━━━ Materials provided ━━━
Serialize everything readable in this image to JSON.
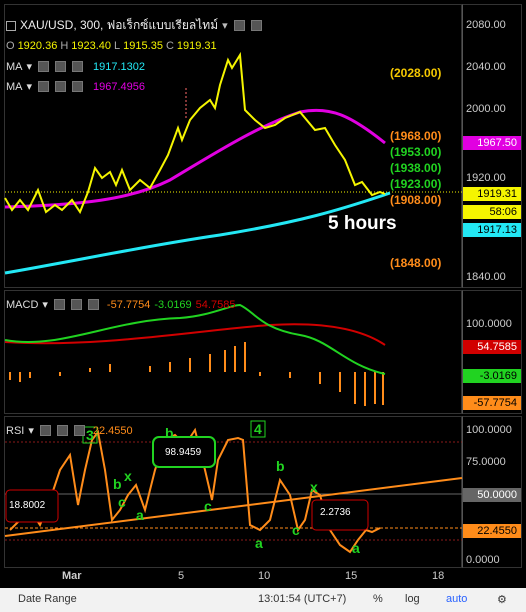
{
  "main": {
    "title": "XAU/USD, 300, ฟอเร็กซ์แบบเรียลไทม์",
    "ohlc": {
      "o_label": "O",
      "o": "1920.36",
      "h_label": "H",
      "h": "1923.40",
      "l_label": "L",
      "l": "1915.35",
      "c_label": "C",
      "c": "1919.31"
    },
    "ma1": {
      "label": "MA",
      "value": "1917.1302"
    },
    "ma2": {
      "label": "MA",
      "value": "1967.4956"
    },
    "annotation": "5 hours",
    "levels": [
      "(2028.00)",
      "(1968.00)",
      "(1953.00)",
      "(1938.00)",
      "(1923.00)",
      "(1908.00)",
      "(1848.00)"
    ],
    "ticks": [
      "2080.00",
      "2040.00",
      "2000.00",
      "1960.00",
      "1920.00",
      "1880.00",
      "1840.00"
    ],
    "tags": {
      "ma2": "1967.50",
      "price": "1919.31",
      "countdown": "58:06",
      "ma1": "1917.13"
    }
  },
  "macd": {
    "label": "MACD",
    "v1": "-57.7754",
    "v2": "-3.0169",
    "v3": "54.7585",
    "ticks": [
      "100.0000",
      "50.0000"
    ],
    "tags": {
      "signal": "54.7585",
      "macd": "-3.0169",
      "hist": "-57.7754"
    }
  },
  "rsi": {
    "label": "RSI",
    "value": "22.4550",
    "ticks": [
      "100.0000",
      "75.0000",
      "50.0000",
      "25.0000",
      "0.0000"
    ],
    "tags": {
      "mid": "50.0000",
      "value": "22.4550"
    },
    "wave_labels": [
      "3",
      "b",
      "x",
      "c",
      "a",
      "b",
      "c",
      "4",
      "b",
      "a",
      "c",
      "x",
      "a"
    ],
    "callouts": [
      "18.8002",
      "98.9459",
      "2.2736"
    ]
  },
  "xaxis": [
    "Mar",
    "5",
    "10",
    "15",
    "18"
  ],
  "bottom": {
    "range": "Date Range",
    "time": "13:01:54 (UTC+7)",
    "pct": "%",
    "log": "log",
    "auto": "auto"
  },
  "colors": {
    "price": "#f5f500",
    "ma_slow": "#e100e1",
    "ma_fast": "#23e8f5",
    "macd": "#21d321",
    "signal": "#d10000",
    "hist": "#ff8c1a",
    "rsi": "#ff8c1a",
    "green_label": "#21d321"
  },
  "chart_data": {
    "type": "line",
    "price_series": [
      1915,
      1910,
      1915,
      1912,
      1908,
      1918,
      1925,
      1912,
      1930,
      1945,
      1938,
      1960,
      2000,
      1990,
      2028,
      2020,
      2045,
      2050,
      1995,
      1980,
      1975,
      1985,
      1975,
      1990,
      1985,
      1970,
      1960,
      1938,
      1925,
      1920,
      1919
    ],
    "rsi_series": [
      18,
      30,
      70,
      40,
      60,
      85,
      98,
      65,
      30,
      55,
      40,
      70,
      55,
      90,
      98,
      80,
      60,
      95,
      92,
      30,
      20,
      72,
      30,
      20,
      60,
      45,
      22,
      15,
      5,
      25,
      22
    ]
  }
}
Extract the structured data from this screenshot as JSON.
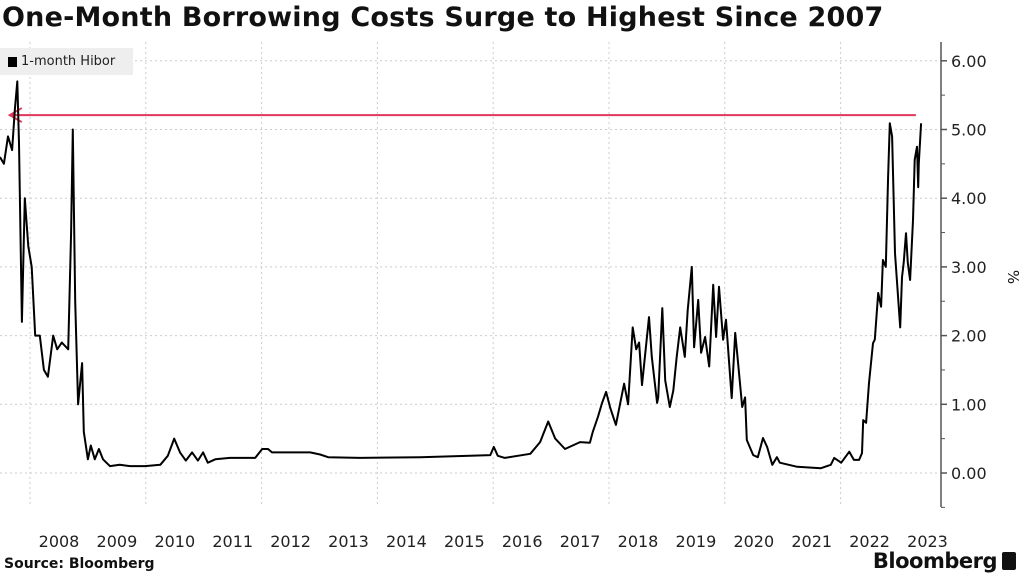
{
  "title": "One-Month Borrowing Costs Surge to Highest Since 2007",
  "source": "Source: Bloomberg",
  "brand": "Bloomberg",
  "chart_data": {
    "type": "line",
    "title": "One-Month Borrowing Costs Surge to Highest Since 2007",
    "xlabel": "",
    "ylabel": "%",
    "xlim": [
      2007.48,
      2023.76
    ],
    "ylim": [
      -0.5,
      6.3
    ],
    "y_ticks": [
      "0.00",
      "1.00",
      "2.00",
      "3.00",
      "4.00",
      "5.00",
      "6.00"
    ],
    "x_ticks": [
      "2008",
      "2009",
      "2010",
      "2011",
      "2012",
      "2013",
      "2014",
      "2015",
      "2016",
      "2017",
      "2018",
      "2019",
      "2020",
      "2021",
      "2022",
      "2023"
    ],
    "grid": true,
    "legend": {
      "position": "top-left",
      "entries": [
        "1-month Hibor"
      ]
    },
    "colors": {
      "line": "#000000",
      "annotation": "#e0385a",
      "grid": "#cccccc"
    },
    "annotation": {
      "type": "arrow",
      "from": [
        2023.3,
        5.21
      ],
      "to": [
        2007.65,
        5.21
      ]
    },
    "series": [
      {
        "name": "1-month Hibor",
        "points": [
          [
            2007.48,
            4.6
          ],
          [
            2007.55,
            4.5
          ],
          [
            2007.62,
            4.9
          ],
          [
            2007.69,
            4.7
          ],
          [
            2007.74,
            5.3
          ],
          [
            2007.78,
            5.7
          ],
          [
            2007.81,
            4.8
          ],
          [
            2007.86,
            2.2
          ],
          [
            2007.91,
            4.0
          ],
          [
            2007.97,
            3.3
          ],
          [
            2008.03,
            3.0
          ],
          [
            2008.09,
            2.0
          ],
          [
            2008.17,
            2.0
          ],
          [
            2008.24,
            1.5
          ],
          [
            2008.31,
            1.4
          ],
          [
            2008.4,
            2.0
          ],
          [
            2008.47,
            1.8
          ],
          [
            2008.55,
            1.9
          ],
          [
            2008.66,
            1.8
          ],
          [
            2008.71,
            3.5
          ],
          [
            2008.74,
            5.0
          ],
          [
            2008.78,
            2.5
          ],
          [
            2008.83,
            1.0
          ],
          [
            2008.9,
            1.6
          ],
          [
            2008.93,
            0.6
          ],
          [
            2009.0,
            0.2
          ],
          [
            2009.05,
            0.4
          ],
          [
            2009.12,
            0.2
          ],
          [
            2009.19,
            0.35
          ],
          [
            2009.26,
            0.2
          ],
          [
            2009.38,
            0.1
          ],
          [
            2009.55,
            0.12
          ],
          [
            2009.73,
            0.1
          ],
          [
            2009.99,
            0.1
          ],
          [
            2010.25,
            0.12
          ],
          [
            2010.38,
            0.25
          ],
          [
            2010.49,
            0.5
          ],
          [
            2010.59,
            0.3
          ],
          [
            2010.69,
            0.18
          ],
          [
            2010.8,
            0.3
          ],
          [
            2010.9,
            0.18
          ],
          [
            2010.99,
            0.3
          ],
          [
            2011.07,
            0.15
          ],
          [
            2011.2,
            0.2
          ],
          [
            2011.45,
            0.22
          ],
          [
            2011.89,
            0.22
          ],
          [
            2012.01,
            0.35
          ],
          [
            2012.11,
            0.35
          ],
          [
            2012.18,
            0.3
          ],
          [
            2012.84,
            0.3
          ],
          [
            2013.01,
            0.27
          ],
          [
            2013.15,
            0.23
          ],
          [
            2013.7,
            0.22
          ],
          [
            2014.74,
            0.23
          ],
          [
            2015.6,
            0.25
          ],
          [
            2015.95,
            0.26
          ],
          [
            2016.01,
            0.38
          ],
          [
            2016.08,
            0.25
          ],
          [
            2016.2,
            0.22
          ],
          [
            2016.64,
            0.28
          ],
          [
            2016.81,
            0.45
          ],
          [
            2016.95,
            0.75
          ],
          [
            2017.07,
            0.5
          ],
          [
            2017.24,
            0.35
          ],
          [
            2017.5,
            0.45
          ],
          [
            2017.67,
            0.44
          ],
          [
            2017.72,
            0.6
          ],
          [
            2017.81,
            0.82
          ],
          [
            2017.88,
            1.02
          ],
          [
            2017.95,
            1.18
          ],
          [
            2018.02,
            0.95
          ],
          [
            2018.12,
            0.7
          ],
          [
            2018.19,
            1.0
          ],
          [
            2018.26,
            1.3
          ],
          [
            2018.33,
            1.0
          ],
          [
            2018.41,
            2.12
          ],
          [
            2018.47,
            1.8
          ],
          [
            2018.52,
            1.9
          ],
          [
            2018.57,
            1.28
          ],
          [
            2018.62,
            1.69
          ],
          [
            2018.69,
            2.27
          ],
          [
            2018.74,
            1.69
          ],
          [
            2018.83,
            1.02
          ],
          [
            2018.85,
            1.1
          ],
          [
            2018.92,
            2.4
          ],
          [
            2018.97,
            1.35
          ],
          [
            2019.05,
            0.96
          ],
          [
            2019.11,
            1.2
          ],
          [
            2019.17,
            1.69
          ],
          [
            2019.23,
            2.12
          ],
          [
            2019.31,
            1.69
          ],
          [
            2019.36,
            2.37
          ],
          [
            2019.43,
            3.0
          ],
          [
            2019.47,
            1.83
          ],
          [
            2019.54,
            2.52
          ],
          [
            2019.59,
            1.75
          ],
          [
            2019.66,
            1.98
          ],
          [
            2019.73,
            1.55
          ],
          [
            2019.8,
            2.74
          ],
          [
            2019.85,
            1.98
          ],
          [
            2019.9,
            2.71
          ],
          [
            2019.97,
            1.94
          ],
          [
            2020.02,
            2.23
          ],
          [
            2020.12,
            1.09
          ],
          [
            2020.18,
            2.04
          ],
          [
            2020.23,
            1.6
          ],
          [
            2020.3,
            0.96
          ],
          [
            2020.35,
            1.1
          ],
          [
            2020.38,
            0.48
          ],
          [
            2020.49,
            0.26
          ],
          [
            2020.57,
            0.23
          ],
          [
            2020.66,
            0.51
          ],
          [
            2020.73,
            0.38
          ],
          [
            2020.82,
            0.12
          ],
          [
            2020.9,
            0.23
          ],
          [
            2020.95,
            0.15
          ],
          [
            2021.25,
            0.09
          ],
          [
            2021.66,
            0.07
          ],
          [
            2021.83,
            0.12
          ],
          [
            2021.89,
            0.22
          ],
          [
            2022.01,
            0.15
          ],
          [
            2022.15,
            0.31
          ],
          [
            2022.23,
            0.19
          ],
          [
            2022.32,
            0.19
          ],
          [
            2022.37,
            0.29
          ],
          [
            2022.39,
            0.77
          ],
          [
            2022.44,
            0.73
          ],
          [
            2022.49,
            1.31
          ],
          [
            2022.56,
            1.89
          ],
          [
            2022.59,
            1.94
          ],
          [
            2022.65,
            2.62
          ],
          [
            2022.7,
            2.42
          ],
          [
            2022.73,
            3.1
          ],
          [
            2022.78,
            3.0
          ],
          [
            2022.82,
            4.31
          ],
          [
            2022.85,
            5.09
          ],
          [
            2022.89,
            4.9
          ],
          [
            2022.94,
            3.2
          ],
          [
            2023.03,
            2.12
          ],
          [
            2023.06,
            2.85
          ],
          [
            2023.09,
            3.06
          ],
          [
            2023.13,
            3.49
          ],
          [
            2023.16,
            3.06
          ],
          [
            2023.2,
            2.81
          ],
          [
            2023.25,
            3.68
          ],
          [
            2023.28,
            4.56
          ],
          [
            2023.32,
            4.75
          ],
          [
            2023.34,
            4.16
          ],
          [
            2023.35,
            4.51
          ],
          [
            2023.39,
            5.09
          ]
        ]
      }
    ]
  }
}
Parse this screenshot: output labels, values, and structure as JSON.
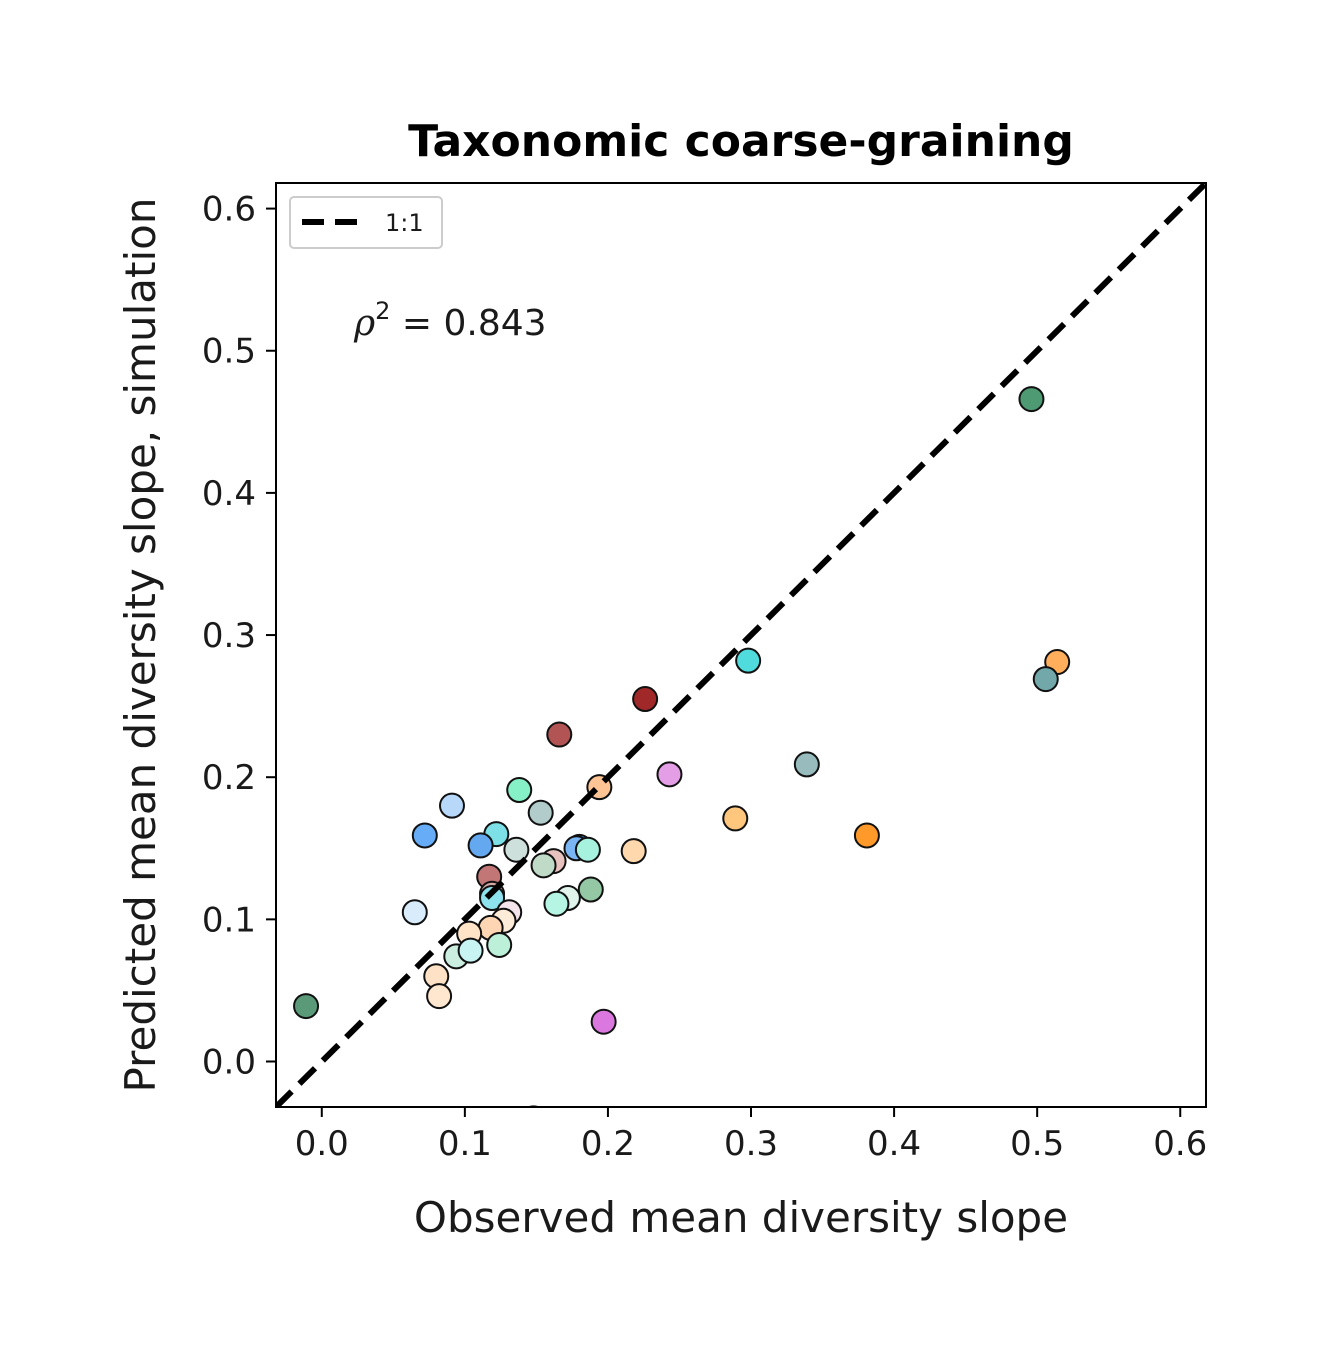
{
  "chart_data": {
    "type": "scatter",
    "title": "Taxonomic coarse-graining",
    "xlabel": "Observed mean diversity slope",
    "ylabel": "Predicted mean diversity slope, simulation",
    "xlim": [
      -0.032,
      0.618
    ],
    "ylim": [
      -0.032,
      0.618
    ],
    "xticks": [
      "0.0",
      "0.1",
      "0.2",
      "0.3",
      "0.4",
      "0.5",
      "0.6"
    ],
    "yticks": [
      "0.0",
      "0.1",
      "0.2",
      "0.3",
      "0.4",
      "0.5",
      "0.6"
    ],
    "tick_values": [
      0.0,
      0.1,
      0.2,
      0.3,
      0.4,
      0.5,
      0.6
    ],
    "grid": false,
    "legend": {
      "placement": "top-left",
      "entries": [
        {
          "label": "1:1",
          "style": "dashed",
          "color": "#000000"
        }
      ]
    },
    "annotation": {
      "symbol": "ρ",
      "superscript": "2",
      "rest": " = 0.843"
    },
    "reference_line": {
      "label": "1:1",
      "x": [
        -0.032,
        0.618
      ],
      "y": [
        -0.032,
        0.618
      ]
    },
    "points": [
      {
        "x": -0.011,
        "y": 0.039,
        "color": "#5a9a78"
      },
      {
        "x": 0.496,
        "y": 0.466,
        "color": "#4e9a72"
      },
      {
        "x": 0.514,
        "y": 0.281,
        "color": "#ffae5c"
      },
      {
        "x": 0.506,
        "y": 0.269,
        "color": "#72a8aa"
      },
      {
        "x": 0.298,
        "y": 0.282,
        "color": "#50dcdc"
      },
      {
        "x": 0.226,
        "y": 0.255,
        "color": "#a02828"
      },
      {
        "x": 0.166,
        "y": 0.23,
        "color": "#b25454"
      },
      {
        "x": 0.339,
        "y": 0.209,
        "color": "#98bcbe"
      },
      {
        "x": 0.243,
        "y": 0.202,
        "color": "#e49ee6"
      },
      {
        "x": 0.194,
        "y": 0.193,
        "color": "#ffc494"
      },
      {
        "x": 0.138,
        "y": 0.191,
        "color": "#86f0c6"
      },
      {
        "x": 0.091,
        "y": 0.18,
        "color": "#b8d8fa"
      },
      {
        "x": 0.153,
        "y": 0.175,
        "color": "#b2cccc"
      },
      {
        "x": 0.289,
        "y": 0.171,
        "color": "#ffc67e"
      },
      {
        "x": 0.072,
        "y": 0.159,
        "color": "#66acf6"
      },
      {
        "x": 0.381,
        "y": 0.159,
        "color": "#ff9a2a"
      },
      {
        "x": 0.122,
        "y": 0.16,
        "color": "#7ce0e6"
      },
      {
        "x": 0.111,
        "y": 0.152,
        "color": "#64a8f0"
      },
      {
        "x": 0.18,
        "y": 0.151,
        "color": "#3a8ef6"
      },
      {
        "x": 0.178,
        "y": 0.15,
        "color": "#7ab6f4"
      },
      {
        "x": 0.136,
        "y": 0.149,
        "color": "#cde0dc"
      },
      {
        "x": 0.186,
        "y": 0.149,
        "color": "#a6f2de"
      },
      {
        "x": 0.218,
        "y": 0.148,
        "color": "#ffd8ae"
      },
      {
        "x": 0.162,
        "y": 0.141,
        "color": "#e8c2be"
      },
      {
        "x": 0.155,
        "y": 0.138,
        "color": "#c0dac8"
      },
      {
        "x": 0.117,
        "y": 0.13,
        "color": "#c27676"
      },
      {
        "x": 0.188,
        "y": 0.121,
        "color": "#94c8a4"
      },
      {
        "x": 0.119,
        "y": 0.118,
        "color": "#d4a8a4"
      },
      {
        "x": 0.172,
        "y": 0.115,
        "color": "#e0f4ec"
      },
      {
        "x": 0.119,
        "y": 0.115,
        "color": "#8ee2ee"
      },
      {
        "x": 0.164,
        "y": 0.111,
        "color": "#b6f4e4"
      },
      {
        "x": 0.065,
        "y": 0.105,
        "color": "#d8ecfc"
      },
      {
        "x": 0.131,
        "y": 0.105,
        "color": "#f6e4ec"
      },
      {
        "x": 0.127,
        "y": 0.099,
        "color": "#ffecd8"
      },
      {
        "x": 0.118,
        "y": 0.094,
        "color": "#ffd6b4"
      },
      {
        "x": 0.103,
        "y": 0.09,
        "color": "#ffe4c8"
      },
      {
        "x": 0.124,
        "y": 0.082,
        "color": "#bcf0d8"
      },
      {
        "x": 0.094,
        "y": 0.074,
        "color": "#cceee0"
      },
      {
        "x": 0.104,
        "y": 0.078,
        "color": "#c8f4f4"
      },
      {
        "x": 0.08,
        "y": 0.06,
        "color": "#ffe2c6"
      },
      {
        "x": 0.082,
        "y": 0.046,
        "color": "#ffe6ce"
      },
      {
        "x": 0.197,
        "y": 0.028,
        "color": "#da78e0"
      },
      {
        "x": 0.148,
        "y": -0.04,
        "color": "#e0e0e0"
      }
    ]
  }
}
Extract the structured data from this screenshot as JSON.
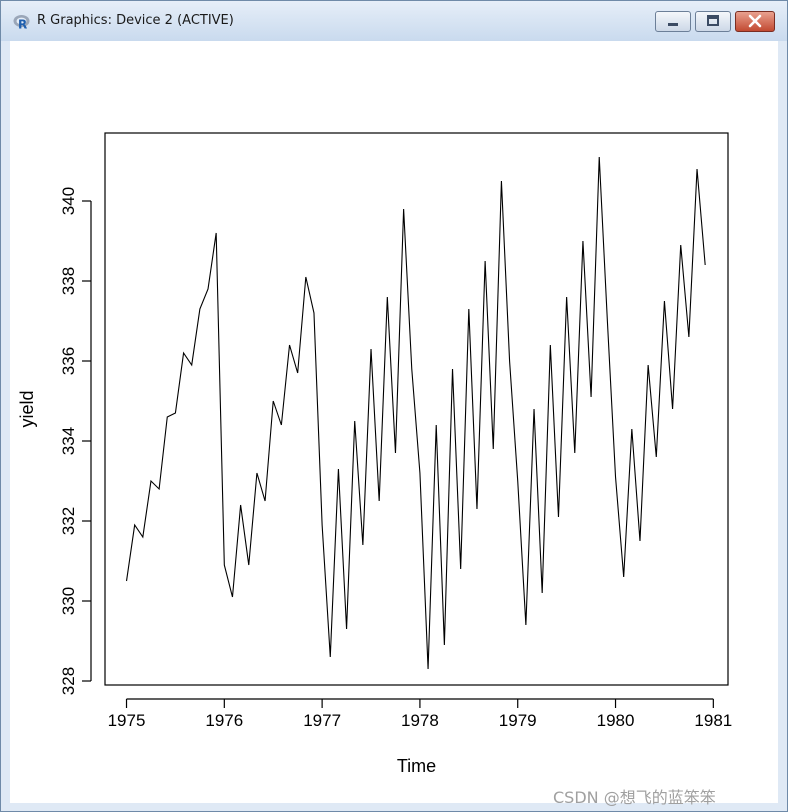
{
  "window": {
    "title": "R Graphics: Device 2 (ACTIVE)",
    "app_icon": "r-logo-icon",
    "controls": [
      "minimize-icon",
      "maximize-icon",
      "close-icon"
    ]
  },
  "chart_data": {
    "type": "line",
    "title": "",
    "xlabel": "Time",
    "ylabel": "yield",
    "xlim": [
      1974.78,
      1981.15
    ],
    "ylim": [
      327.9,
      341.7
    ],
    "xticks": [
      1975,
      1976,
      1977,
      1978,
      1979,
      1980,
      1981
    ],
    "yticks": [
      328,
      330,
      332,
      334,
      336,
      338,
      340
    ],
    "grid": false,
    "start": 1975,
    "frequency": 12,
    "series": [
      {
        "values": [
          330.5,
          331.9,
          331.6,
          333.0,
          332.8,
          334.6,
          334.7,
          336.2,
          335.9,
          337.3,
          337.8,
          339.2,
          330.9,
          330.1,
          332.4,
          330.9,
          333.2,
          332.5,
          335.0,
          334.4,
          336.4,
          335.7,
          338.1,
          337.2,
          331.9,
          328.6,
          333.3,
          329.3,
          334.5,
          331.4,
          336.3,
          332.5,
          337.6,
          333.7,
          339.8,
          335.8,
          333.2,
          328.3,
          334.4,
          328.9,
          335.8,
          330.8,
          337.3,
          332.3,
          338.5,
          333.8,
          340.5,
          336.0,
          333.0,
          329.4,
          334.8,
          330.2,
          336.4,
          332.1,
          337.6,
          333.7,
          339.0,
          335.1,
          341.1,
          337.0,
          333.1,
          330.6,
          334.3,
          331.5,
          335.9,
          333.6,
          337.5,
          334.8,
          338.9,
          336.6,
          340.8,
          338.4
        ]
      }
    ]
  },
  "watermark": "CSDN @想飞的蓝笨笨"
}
━━━
> Work instructions: Count the lines of the listing above that include the word "this" and state the total with nothing else.

> Answer to the task: 4